— Start DATA SUPPLIED —

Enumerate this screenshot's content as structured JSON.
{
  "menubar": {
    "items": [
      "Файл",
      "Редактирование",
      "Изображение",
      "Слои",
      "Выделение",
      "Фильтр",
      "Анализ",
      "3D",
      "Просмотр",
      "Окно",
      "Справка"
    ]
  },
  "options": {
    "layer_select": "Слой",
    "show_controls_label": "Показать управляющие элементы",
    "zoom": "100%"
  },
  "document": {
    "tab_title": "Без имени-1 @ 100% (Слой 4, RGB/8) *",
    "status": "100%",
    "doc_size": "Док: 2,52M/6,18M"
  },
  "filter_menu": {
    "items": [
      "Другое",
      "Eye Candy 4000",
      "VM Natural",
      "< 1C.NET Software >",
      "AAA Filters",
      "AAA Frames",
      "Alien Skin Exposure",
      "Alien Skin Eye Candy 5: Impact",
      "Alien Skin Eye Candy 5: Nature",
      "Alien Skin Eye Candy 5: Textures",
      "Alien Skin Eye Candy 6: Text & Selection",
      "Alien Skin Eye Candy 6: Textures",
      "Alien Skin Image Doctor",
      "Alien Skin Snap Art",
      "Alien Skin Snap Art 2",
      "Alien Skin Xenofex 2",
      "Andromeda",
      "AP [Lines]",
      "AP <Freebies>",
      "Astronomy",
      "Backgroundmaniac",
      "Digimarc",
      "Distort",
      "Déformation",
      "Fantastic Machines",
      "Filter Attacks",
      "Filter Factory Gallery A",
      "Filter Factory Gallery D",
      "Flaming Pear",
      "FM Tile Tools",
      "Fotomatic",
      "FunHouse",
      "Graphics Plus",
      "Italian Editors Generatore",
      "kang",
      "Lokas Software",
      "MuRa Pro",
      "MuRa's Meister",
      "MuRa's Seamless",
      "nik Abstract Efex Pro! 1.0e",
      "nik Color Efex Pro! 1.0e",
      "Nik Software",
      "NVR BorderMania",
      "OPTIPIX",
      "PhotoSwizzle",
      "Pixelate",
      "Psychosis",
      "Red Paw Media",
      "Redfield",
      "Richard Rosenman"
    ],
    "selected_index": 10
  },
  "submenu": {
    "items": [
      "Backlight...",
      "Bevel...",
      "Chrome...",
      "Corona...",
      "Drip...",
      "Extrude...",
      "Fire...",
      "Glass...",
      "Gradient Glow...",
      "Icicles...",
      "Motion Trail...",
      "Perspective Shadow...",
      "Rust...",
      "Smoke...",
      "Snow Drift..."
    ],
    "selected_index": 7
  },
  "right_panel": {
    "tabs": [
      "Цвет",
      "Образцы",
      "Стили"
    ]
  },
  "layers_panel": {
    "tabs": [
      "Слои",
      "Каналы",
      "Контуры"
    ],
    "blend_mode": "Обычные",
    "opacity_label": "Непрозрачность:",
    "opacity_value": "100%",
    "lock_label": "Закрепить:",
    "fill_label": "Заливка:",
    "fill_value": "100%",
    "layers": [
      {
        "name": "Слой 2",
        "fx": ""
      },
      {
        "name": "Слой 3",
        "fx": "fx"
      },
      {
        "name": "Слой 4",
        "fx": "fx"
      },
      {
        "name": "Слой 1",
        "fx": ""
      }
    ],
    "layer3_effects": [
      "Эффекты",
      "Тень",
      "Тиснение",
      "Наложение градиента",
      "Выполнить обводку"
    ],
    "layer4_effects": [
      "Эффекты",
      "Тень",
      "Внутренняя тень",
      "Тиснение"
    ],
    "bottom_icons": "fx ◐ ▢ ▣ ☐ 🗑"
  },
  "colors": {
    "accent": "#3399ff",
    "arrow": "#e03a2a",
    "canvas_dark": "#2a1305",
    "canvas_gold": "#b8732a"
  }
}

— End DATA SUPPLIED —

CHALLENGE ▸ From the entries above, copy out every line where the string "Factory" appears.

THE SOLUTION ▸
      "Filter Factory Gallery A",
      "Filter Factory Gallery D",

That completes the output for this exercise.